Instructions for the task: Could you write out the records below exactly as they appear?

• • • •

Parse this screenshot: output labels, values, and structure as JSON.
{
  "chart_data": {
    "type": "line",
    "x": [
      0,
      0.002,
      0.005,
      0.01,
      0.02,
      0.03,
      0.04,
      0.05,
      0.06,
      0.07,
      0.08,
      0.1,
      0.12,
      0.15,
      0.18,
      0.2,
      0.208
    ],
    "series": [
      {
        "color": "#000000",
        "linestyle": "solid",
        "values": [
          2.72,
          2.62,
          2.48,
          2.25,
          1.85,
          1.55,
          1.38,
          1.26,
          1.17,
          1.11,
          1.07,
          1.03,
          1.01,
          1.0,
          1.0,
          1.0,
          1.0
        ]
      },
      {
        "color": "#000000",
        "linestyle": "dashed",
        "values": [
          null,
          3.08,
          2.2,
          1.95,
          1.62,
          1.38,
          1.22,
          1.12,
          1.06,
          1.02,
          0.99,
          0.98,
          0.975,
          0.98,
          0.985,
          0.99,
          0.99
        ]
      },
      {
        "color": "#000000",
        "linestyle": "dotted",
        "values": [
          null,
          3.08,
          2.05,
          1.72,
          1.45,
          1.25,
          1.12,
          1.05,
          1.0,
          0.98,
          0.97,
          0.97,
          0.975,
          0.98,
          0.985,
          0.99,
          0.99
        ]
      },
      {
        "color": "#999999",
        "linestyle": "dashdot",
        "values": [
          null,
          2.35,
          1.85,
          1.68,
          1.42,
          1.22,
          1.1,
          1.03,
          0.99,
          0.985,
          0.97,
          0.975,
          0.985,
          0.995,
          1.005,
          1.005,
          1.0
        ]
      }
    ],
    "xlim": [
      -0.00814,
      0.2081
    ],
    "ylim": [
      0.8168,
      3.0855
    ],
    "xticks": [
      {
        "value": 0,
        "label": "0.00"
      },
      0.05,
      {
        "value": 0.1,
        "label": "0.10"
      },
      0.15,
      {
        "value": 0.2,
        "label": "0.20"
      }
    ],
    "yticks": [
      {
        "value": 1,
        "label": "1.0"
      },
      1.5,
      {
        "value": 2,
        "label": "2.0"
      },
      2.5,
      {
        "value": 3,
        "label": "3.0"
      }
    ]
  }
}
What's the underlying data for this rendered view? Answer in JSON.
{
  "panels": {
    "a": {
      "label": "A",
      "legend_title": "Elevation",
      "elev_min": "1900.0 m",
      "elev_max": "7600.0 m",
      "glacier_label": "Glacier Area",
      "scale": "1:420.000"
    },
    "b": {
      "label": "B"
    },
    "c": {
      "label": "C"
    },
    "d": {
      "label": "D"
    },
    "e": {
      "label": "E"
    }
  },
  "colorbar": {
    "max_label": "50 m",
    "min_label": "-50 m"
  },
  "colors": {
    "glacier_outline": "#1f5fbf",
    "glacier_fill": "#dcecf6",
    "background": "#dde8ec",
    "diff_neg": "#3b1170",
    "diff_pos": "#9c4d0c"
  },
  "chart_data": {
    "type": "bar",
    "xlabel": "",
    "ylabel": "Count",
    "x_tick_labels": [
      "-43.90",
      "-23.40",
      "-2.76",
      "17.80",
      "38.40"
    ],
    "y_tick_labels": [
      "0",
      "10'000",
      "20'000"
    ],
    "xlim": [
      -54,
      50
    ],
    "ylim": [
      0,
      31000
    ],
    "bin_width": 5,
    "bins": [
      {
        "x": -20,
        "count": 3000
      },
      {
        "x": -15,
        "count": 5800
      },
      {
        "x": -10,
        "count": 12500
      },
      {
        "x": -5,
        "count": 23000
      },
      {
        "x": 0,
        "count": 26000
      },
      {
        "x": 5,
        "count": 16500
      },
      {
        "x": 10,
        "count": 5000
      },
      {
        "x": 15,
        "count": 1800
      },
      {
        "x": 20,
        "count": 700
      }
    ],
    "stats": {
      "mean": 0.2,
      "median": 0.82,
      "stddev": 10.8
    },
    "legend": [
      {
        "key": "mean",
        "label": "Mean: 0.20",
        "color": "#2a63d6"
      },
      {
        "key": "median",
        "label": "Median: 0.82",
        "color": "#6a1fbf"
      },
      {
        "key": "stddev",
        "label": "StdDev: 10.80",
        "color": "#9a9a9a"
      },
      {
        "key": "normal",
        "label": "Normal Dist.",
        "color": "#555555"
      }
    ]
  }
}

• • • •

Completed task:
Parse this screenshot: output labels, values, and structure as JSON.
{
  "chart_data": {
    "type": "line",
    "x": [
      0,
      0.002,
      0.005,
      0.01,
      0.02,
      0.03,
      0.04,
      0.05,
      0.06,
      0.07,
      0.08,
      0.1,
      0.12,
      0.15,
      0.18,
      0.2,
      0.208
    ],
    "series": [
      {
        "color": "#000000",
        "linestyle": "solid",
        "values": [
          2.72,
          2.62,
          2.48,
          2.25,
          1.85,
          1.55,
          1.38,
          1.26,
          1.17,
          1.11,
          1.07,
          1.03,
          1.01,
          1.0,
          1.0,
          1.0,
          1.0
        ]
      },
      {
        "color": "#000000",
        "linestyle": "dashed",
        "values": [
          null,
          3.08,
          2.2,
          1.95,
          1.62,
          1.38,
          1.22,
          1.12,
          1.06,
          1.02,
          0.99,
          0.98,
          0.975,
          0.98,
          0.985,
          0.99,
          0.99
        ]
      },
      {
        "color": "#000000",
        "linestyle": "dotted",
        "values": [
          null,
          3.08,
          2.05,
          1.72,
          1.45,
          1.25,
          1.12,
          1.05,
          1.0,
          0.98,
          0.97,
          0.97,
          0.975,
          0.98,
          0.985,
          0.99,
          0.99
        ]
      },
      {
        "color": "#999999",
        "linestyle": "dashdot",
        "values": [
          null,
          2.35,
          1.85,
          1.68,
          1.42,
          1.22,
          1.1,
          1.03,
          0.99,
          0.985,
          0.97,
          0.975,
          0.985,
          0.995,
          1.005,
          1.005,
          1.0
        ]
      }
    ],
    "xlim": [
      -0.00814,
      0.2081
    ],
    "ylim": [
      0.8168,
      3.0855
    ],
    "xticks": [
      {
        "value": 0,
        "label": "0.00"
      },
      0.05,
      {
        "value": 0.1,
        "label": "0.10"
      },
      0.15,
      {
        "value": 0.2,
        "label": "0.20"
      }
    ],
    "yticks": [
      {
        "value": 1,
        "label": "1.0"
      },
      1.5,
      {
        "value": 2,
        "label": "2.0"
      },
      2.5,
      {
        "value": 3,
        "label": "3.0"
      }
    ]
  }
}
What's the underlying data for this rendered view? Answer in JSON.
{
  "panels": {
    "a": {
      "label": "A",
      "legend_title": "Elevation",
      "elev_min": "1900.0 m",
      "elev_max": "7600.0 m",
      "glacier_label": "Glacier Area",
      "scale": "1:420.000"
    },
    "b": {
      "label": "B"
    },
    "c": {
      "label": "C"
    },
    "d": {
      "label": "D"
    },
    "e": {
      "label": "E"
    }
  },
  "colorbar": {
    "max_label": "50 m",
    "min_label": "-50 m"
  },
  "colors": {
    "glacier_outline": "#1f5fbf",
    "glacier_fill": "#dcecf6",
    "background": "#dde8ec",
    "diff_neg": "#3b1170",
    "diff_pos": "#9c4d0c"
  },
  "chart_data": {
    "type": "bar",
    "xlabel": "",
    "ylabel": "Count",
    "x_tick_labels": [
      "-43.90",
      "-23.40",
      "-2.76",
      "17.80",
      "38.40"
    ],
    "y_tick_labels": [
      "0",
      "10'000",
      "20'000"
    ],
    "xlim": [
      -54,
      50
    ],
    "ylim": [
      0,
      31000
    ],
    "bin_width": 5,
    "bins": [
      {
        "x": -20,
        "count": 3000
      },
      {
        "x": -15,
        "count": 5800
      },
      {
        "x": -10,
        "count": 12500
      },
      {
        "x": -5,
        "count": 23000
      },
      {
        "x": 0,
        "count": 26000
      },
      {
        "x": 5,
        "count": 16500
      },
      {
        "x": 10,
        "count": 5000
      },
      {
        "x": 15,
        "count": 1800
      },
      {
        "x": 20,
        "count": 700
      }
    ],
    "stats": {
      "mean": 0.2,
      "median": 0.82,
      "stddev": 10.8
    },
    "legend": [
      {
        "key": "mean",
        "label": "Mean: 0.20",
        "color": "#2a63d6"
      },
      {
        "key": "median",
        "label": "Median: 0.82",
        "color": "#6a1fbf"
      },
      {
        "key": "stddev",
        "label": "StdDev: 10.80",
        "color": "#9a9a9a"
      },
      {
        "key": "normal",
        "label": "Normal Dist.",
        "color": "#555555"
      }
    ]
  }
}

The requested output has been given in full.